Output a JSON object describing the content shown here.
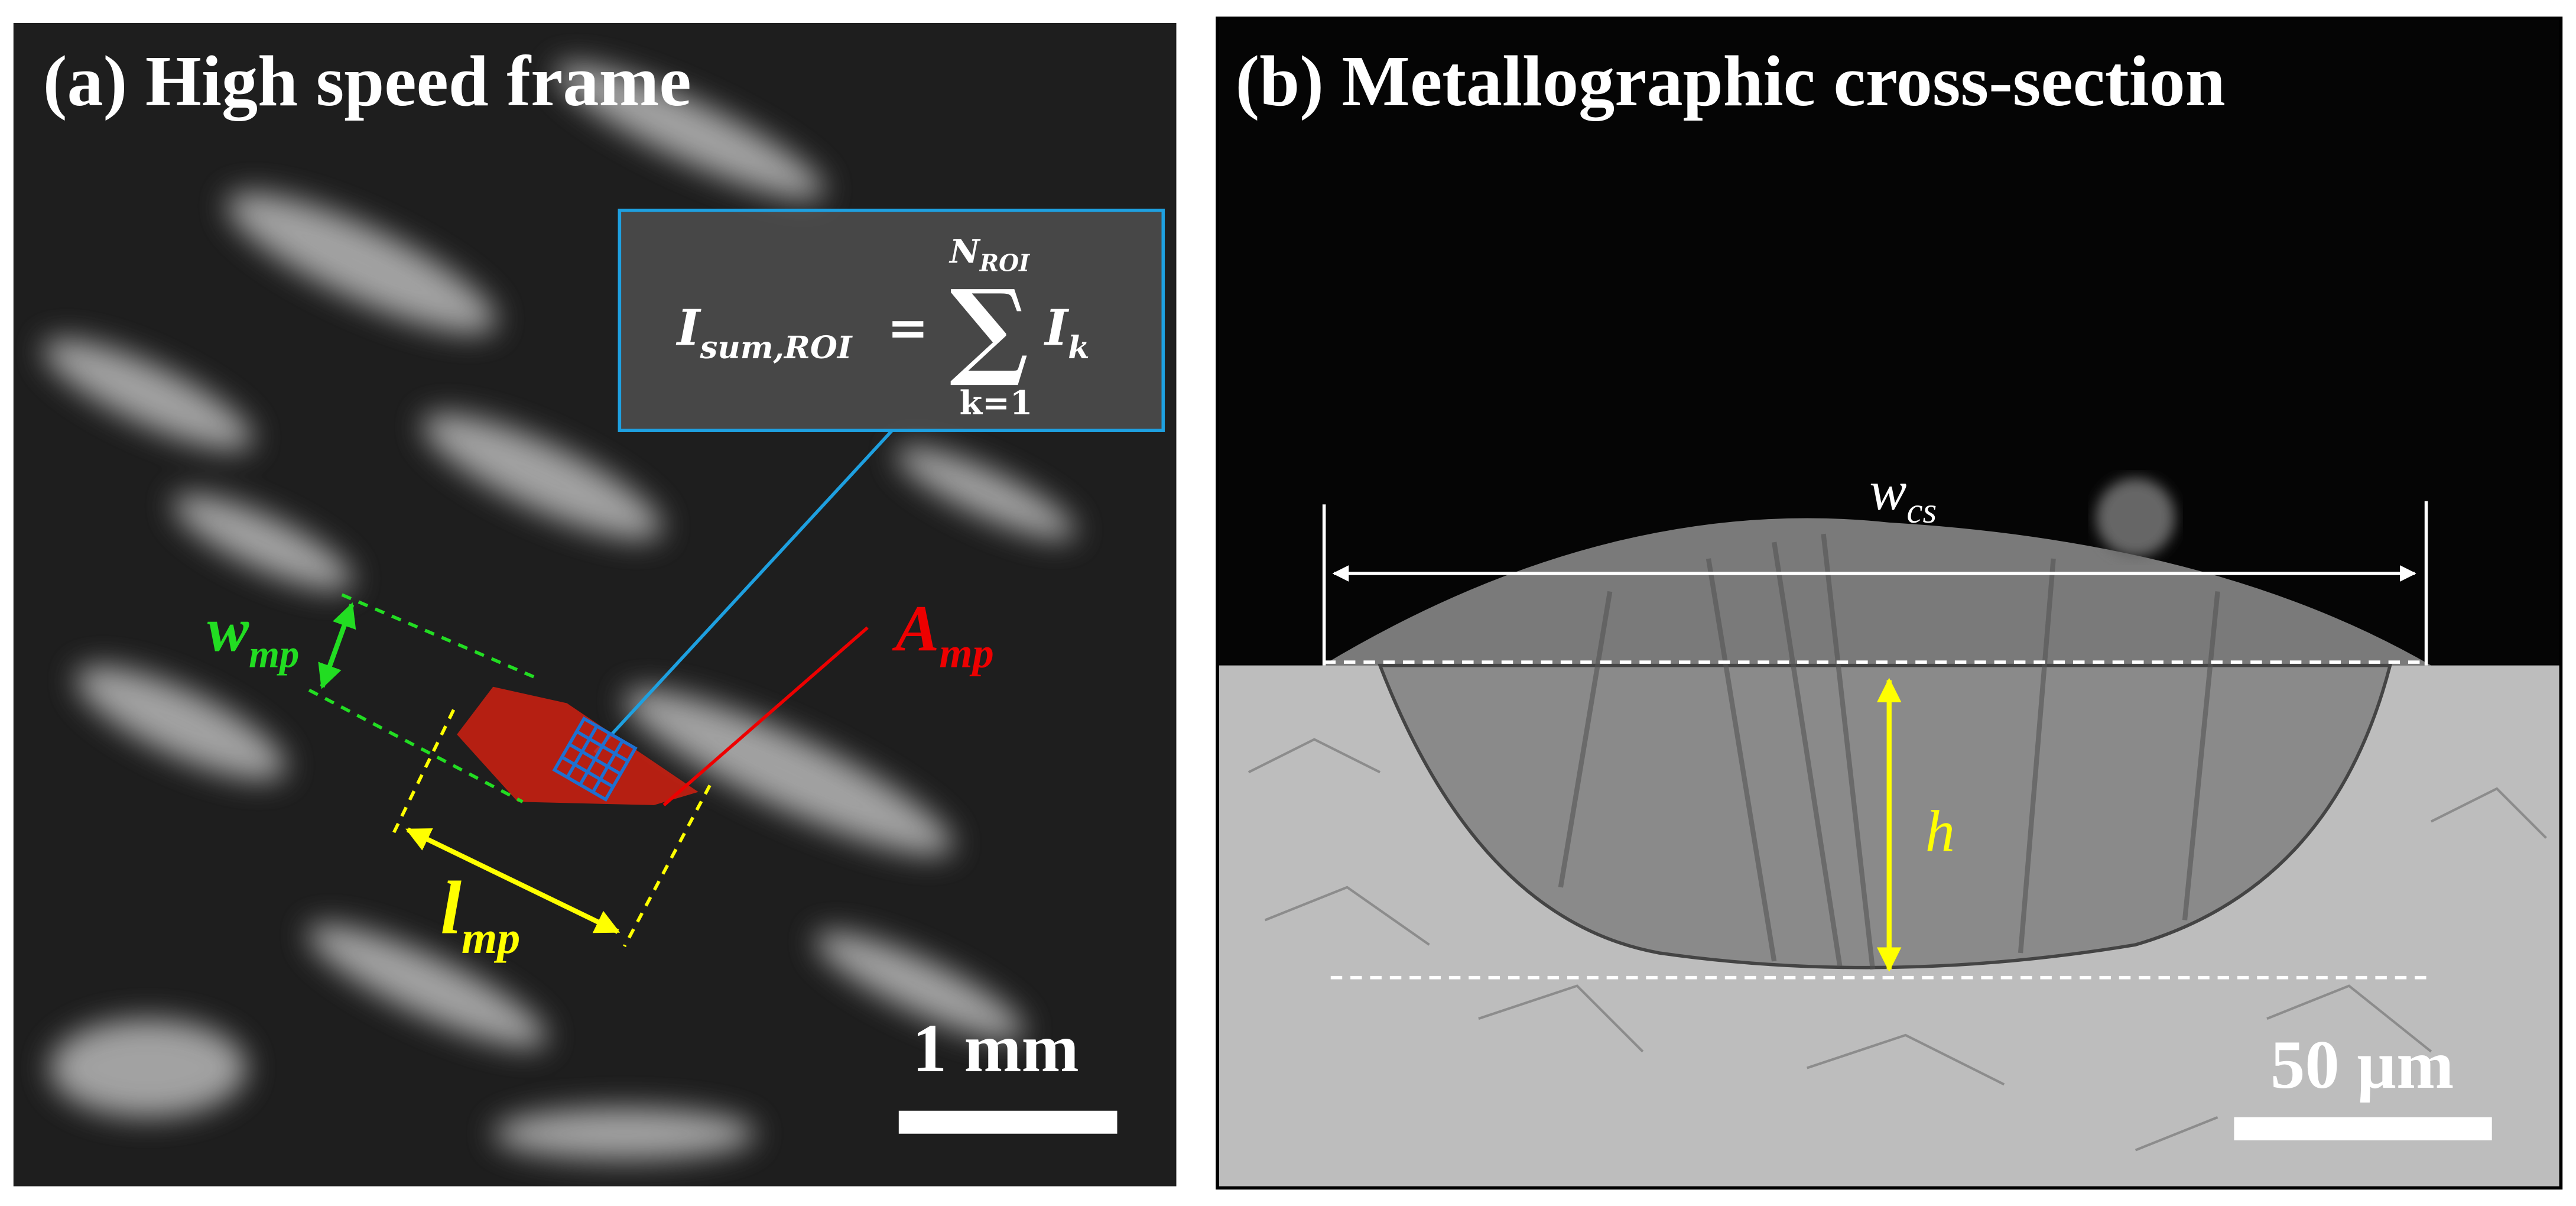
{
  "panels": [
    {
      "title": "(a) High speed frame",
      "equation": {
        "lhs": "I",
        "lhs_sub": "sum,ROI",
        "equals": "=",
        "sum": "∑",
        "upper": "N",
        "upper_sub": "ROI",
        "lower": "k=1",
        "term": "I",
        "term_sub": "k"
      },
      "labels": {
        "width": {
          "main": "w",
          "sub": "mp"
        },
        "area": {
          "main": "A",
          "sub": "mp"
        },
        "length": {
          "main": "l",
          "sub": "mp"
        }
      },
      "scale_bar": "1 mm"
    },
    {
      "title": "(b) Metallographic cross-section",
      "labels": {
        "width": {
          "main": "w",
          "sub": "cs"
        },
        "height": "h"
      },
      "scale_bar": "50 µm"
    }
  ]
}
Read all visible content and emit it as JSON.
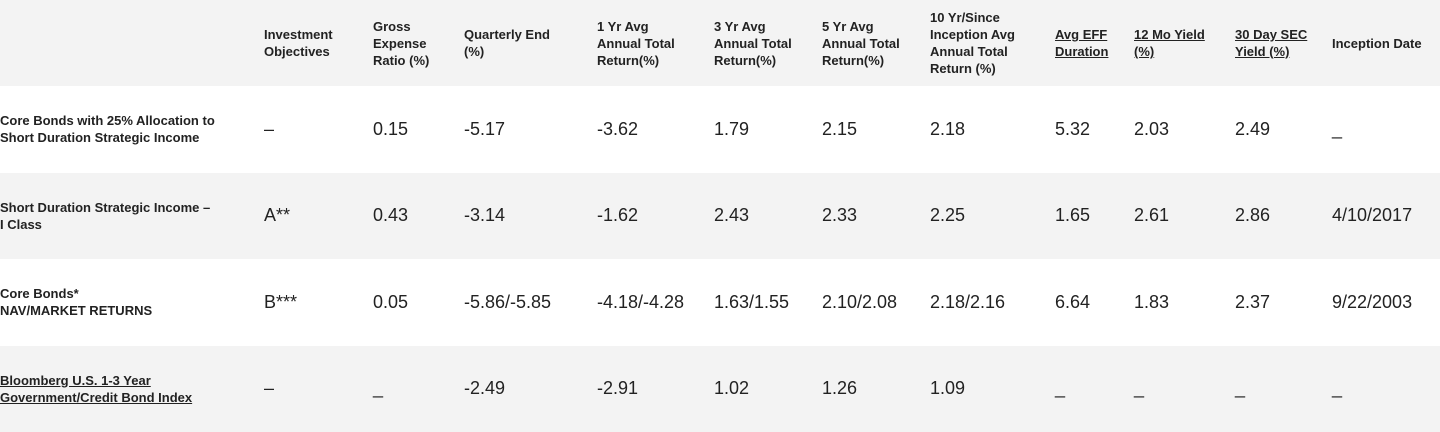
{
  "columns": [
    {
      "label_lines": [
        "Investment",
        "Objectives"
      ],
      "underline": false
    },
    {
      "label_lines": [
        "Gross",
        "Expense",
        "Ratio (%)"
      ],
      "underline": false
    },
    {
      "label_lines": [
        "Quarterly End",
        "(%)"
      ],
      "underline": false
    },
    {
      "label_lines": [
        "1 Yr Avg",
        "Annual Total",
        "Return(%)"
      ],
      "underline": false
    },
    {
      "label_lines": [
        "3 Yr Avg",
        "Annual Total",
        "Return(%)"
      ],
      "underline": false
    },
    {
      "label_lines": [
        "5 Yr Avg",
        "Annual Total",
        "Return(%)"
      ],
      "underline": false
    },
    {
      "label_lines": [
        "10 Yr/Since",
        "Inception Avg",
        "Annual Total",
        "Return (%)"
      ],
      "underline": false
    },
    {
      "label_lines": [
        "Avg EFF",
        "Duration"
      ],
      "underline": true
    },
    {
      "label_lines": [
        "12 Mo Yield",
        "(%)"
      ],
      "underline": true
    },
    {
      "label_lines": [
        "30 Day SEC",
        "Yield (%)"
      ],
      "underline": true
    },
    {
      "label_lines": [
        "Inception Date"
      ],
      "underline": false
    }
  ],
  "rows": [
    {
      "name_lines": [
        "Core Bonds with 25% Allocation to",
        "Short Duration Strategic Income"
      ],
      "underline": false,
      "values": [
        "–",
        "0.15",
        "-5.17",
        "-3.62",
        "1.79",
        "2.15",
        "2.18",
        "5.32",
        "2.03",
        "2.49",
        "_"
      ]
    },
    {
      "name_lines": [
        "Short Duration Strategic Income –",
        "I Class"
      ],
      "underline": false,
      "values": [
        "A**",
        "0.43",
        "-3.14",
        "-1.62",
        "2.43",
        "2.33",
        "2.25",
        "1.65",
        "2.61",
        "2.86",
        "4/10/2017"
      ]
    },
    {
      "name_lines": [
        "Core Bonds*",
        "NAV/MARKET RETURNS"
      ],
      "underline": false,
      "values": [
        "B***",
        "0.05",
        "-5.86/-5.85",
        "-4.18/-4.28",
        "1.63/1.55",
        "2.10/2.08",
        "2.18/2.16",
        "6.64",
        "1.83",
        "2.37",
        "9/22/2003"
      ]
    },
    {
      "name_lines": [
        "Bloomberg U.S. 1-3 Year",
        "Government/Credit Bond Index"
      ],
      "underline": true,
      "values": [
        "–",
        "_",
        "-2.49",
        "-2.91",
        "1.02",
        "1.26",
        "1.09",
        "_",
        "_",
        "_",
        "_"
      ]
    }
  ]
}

■ Written exercise ■
Go through the records and show every line with the string "Bonds" in it.

■ Solution for this exercise ■
        "Core Bonds with 25% Allocation to",
        "Core Bonds*",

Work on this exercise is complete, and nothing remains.